> LISTED ENTRIES:
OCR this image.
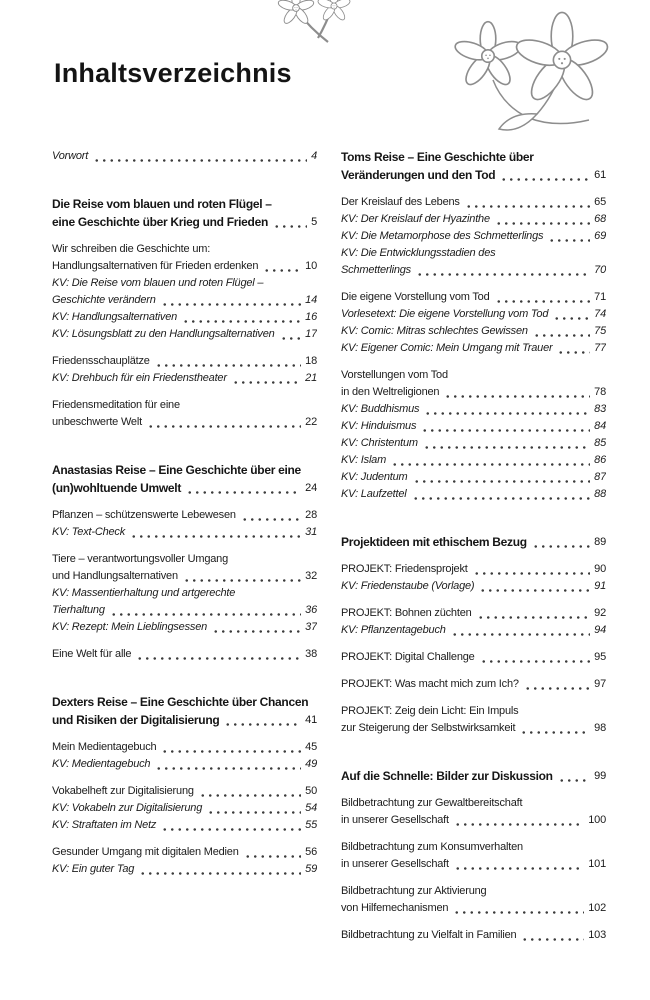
Inhaltsverzeichnis
Vorwort	4
Die Reise vom blauen und roten Flügel –
eine Geschichte über Krieg und Frieden	5
Wir schreiben die Geschichte um:
Handlungsalternativen für Frieden erdenken	10
KV: Die Reise vom blauen und roten Flügel –
Geschichte verändern	14
KV: Handlungsalternativen	16
KV: Lösungsblatt zu den Handlungsalternativen	17
Friedensschauplätze	18
KV: Drehbuch für ein Friedenstheater	21
Friedensmeditation für eine
unbeschwerte Welt	22
Anastasias Reise – Eine Geschichte über eine
(un)wohltuende Umwelt	24
Pflanzen – schützenswerte Lebewesen	28
KV: Text-Check	31
Tiere – verantwortungsvoller Umgang
und Handlungsalternativen	32
KV: Massentierhaltung und artgerechte
Tierhaltung	36
KV: Rezept: Mein Lieblingsessen	37
Eine Welt für alle	38
Dexters Reise – Eine Geschichte über Chancen
und Risiken der Digitalisierung	41
Mein Medientagebuch	45
KV: Medientagebuch	49
Vokabelheft zur Digitalisierung	50
KV: Vokabeln zur Digitalisierung	54
KV: Straftaten im Netz	55
Gesunder Umgang mit digitalen Medien	56
KV: Ein guter Tag	59
Toms Reise – Eine Geschichte über
Veränderungen und den Tod	61
Der Kreislauf des Lebens	65
KV: Der Kreislauf der Hyazinthe	68
KV: Die Metamorphose des Schmetterlings	69
KV: Die Entwicklungsstadien des
Schmetterlings	70
Die eigene Vorstellung vom Tod	71
Vorlesetext: Die eigene Vorstellung vom Tod	74
KV: Comic: Mitras schlechtes Gewissen	75
KV: Eigener Comic: Mein Umgang mit Trauer	77
Vorstellungen vom Tod
in den Weltreligionen	78
KV: Buddhismus	83
KV: Hinduismus	84
KV: Christentum	85
KV: Islam	86
KV: Judentum	87
KV: Laufzettel	88
Projektideen mit ethischem Bezug	89
PROJEKT: Friedensprojekt	90
KV: Friedenstaube (Vorlage)	91
PROJEKT: Bohnen züchten	92
KV: Pflanzentagebuch	94
PROJEKT: Digital Challenge	95
PROJEKT: Was macht mich zum Ich?	97
PROJEKT: Zeig dein Licht: Ein Impuls
zur Steigerung der Selbstwirksamkeit	98
Auf die Schnelle: Bilder zur Diskussion	99
Bildbetrachtung zur Gewaltbereitschaft
in unserer Gesellschaft	100
Bildbetrachtung zum Konsumverhalten
in unserer Gesellschaft	101
Bildbetrachtung zur Aktivierung
von Hilfemechanismen	102
Bildbetrachtung zu Vielfalt in Familien	103
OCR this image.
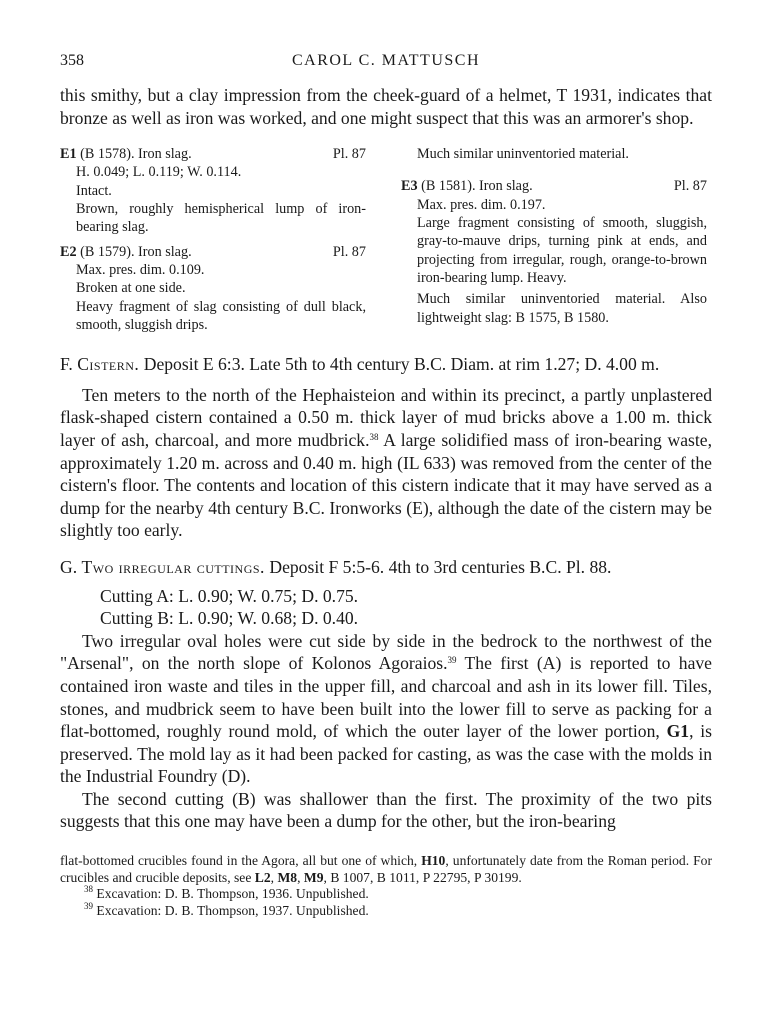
358	CAROL C. MATTUSCH

this smithy, but a clay impression from the cheek-guard of a helmet, T 1931, indicates that bronze as well as iron was worked, and one might suspect that this was an armorer's shop.

E1 (B 1578). Iron slag.	Pl. 87
H. 0.049; L. 0.119; W. 0.114.
Intact.

Brown, roughly hemispherical lump of iron-bearing slag.

E2 (B 1579). Iron slag.	Pl. 87
Max. pres. dim. 0.109.
Broken at one side.

Heavy fragment of slag consisting of dull black, smooth, sluggish drips.

Much similar uninventoried material.
E3 (B 1581). Iron slag.	Pl. 87
Max. pres. dim. 0.197.

Large fragment consisting of smooth, sluggish, gray-to-mauve drips, turning pink at ends, and projecting from irregular, rough, orange-to-brown iron-bearing lump. Heavy.

Much similar uninventoried material. Also lightweight slag: B 1575, B 1580.

F. Cistern. Deposit E 6:3. Late 5th to 4th century B.C. Diam. at rim 1.27; D. 4.00 m.

Ten meters to the north of the Hephaisteion and within its precinct, a partly unplastered flask-shaped cistern contained a 0.50 m. thick layer of mud bricks above a 1.00 m. thick layer of ash, charcoal, and more mudbrick.$^{38}$ A large solidified mass of iron-bearing waste, approximately 1.20 m. across and 0.40 m. high (IL 633) was removed from the center of the cistern's floor. The contents and location of this cistern indicate that it may have served as a dump for the nearby 4th century B.C. Ironworks (E), although the date of the cistern may be slightly too early.

G. Two irregular cuttings. Deposit F 5:5-6. 4th to 3rd centuries B.C. Pl. 88.

Cutting A: L. 0.90; W. 0.75; D. 0.75.
Cutting B: L. 0.90; W. 0.68; D. 0.40.

Two irregular oval holes were cut side by side in the bedrock to the northwest of the "Arsenal", on the north slope of Kolonos Agoraios.$^{39}$ The first (A) is reported to have contained iron waste and tiles in the upper fill, and charcoal and ash in its lower fill. Tiles, stones, and mudbrick seem to have been built into the lower fill to serve as packing for a flat-bottomed, roughly round mold, of which the outer layer of the lower portion, G1, is preserved. The mold lay as it had been packed for casting, as was the case with the molds in the Industrial Foundry (D).

The second cutting (B) was shallower than the first. The proximity of the two pits suggests that this one may have been a dump for the other, but the iron-bearing

flat-bottomed crucibles found in the Agora, all but one of which, H10, unfortunately date from the Roman period. For crucibles and crucible deposits, see L2, M8, M9, B 1007, B 1011, P 22795, P 30199.

$^{38}$ Excavation: D. B. Thompson, 1936. Unpublished.
$^{39}$ Excavation: D. B. Thompson, 1937. Unpublished.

> TASK DESCRIPTION: Above are records with pictures; repeat the records exactly and leave the pictures out.

> OUTPUT OF THE EXERCISE:
OCR this image.
Inhaltsverzeichnis
Vorwort	4
Die Reise vom blauen und roten Flügel –
eine Geschichte über Krieg und Frieden	5
Wir schreiben die Geschichte um:
Handlungsalternativen für Frieden erdenken	10
KV: Die Reise vom blauen und roten Flügel –
Geschichte verändern	14
KV: Handlungsalternativen	16
KV: Lösungsblatt zu den Handlungsalternativen	17
Friedensschauplätze	18
KV: Drehbuch für ein Friedenstheater	21
Friedensmeditation für eine
unbeschwerte Welt	22
Anastasias Reise – Eine Geschichte über eine
(un)wohltuende Umwelt	24
Pflanzen – schützenswerte Lebewesen	28
KV: Text-Check	31
Tiere – verantwortungsvoller Umgang
und Handlungsalternativen	32
KV: Massentierhaltung und artgerechte
Tierhaltung	36
KV: Rezept: Mein Lieblingsessen	37
Eine Welt für alle	38
Dexters Reise – Eine Geschichte über Chancen
und Risiken der Digitalisierung	41
Mein Medientagebuch	45
KV: Medientagebuch	49
Vokabelheft zur Digitalisierung	50
KV: Vokabeln zur Digitalisierung	54
KV: Straftaten im Netz	55
Gesunder Umgang mit digitalen Medien	56
KV: Ein guter Tag	59
Toms Reise – Eine Geschichte über
Veränderungen und den Tod	61
Der Kreislauf des Lebens	65
KV: Der Kreislauf der Hyazinthe	68
KV: Die Metamorphose des Schmetterlings	69
KV: Die Entwicklungsstadien des
Schmetterlings	70
Die eigene Vorstellung vom Tod	71
Vorlesetext: Die eigene Vorstellung vom Tod	74
KV: Comic: Mitras schlechtes Gewissen	75
KV: Eigener Comic: Mein Umgang mit Trauer	77
Vorstellungen vom Tod
in den Weltreligionen	78
KV: Buddhismus	83
KV: Hinduismus	84
KV: Christentum	85
KV: Islam	86
KV: Judentum	87
KV: Laufzettel	88
Projektideen mit ethischem Bezug	89
PROJEKT: Friedensprojekt	90
KV: Friedenstaube (Vorlage)	91
PROJEKT: Bohnen züchten	92
KV: Pflanzentagebuch	94
PROJEKT: Digital Challenge	95
PROJEKT: Was macht mich zum Ich?	97
PROJEKT: Zeig dein Licht: Ein Impuls
zur Steigerung der Selbstwirksamkeit	98
Auf die Schnelle: Bilder zur Diskussion	99
Bildbetrachtung zur Gewaltbereitschaft
in unserer Gesellschaft	100
Bildbetrachtung zum Konsumverhalten
in unserer Gesellschaft	101
Bildbetrachtung zur Aktivierung
von Hilfemechanismen	102
Bildbetrachtung zu Vielfalt in Familien	103
OCR this image.
358	CAROL C. MATTUSCH

this smithy, but a clay impression from the cheek-guard of a helmet, T 1931, indicates that bronze as well as iron was worked, and one might suspect that this was an armorer's shop.

E1 (B 1578). Iron slag.	Pl. 87
H. 0.049; L. 0.119; W. 0.114.
Intact.

Brown, roughly hemispherical lump of iron-bearing slag.

E2 (B 1579). Iron slag.	Pl. 87
Max. pres. dim. 0.109.
Broken at one side.

Heavy fragment of slag consisting of dull black, smooth, sluggish drips.

Much similar uninventoried material.
E3 (B 1581). Iron slag.	Pl. 87
Max. pres. dim. 0.197.

Large fragment consisting of smooth, sluggish, gray-to-mauve drips, turning pink at ends, and projecting from irregular, rough, orange-to-brown iron-bearing lump. Heavy.

Much similar uninventoried material. Also lightweight slag: B 1575, B 1580.

F. Cistern. Deposit E 6:3. Late 5th to 4th century B.C. Diam. at rim 1.27; D. 4.00 m.

Ten meters to the north of the Hephaisteion and within its precinct, a partly unplastered flask-shaped cistern contained a 0.50 m. thick layer of mud bricks above a 1.00 m. thick layer of ash, charcoal, and more mudbrick.$^{38}$ A large solidified mass of iron-bearing waste, approximately 1.20 m. across and 0.40 m. high (IL 633) was removed from the center of the cistern's floor. The contents and location of this cistern indicate that it may have served as a dump for the nearby 4th century B.C. Ironworks (E), although the date of the cistern may be slightly too early.

G. Two irregular cuttings. Deposit F 5:5-6. 4th to 3rd centuries B.C. Pl. 88.

Cutting A: L. 0.90; W. 0.75; D. 0.75.
Cutting B: L. 0.90; W. 0.68; D. 0.40.

Two irregular oval holes were cut side by side in the bedrock to the northwest of the "Arsenal", on the north slope of Kolonos Agoraios.$^{39}$ The first (A) is reported to have contained iron waste and tiles in the upper fill, and charcoal and ash in its lower fill. Tiles, stones, and mudbrick seem to have been built into the lower fill to serve as packing for a flat-bottomed, roughly round mold, of which the outer layer of the lower portion, G1, is preserved. The mold lay as it had been packed for casting, as was the case with the molds in the Industrial Foundry (D).

The second cutting (B) was shallower than the first. The proximity of the two pits suggests that this one may have been a dump for the other, but the iron-bearing

flat-bottomed crucibles found in the Agora, all but one of which, H10, unfortunately date from the Roman period. For crucibles and crucible deposits, see L2, M8, M9, B 1007, B 1011, P 22795, P 30199.

$^{38}$ Excavation: D. B. Thompson, 1936. Unpublished.
$^{39}$ Excavation: D. B. Thompson, 1937. Unpublished.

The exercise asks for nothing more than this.